> What you have to do
Copy out each line of the data holding "into".

— START Dataset extract —

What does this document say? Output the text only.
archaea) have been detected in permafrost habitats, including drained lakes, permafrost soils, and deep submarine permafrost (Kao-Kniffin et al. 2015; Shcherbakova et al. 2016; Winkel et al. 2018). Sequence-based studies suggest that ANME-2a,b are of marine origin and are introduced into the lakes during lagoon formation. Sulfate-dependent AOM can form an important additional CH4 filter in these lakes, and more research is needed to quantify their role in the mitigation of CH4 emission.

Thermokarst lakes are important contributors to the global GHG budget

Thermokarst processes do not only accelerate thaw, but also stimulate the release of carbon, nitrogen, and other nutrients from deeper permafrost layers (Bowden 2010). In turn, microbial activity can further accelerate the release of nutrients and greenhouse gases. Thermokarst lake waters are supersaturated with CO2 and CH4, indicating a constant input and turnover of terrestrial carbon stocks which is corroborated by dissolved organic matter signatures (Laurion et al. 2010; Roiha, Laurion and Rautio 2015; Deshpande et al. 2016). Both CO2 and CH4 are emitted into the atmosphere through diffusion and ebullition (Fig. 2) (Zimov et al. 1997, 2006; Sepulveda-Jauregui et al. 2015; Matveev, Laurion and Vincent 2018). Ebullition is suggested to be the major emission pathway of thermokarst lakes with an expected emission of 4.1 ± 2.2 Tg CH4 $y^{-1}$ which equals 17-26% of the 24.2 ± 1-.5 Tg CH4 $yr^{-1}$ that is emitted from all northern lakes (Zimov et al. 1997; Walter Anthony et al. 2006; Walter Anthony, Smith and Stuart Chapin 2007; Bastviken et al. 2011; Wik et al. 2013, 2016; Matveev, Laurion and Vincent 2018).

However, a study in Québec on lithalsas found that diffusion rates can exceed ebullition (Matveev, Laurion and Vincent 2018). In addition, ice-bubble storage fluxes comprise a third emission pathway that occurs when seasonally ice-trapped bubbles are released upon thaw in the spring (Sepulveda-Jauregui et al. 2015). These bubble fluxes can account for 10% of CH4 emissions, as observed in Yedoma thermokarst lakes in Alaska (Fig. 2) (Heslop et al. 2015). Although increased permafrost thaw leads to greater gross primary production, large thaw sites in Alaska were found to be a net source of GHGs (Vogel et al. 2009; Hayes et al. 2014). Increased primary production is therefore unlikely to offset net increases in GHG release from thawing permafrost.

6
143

— END Dataset extract —

> Full response
archaea) have been detected in permafrost habitats, including drained lakes, permafrost soils, and deep submarine permafrost (Kao-Kniffin et al. 2015; Shcherbakova et al. 2016; Winkel et al. 2018). Sequence-based studies suggest that ANME-2a,b are of marine origin and are introduced into the lakes during lagoon formation. Sulfate-dependent AOM can form an important additional CH4 filter in these lakes, and more research is needed to quantify their role in the mitigation of CH4 emission.
Thermokarst processes do not only accelerate thaw, but also stimulate the release of carbon, nitrogen, and other nutrients from deeper permafrost layers (Bowden 2010). In turn, microbial activity can further accelerate the release of nutrients and greenhouse gases. Thermokarst lake waters are supersaturated with CO2 and CH4, indicating a constant input and turnover of terrestrial carbon stocks which is corroborated by dissolved organic matter signatures (Laurion et al. 2010; Roiha, Laurion and Rautio 2015; Deshpande et al. 2016). Both CO2 and CH4 are emitted into the atmosphere through diffusion and ebullition (Fig. 2) (Zimov et al. 1997, 2006; Sepulveda-Jauregui et al. 2015; Matveev, Laurion and Vincent 2018). Ebullition is suggested to be the major emission pathway of thermokarst lakes with an expected emission of 4.1 ± 2.2 Tg CH4 $y^{-1}$ which equals 17-26% of the 24.2 ± 1-.5 Tg CH4 $yr^{-1}$ that is emitted from all northern lakes (Zimov et al. 1997; Walter Anthony et al. 2006; Walter Anthony, Smith and Stuart Chapin 2007; Bastviken et al. 2011; Wik et al. 2013, 2016; Matveev, Laurion and Vincent 2018).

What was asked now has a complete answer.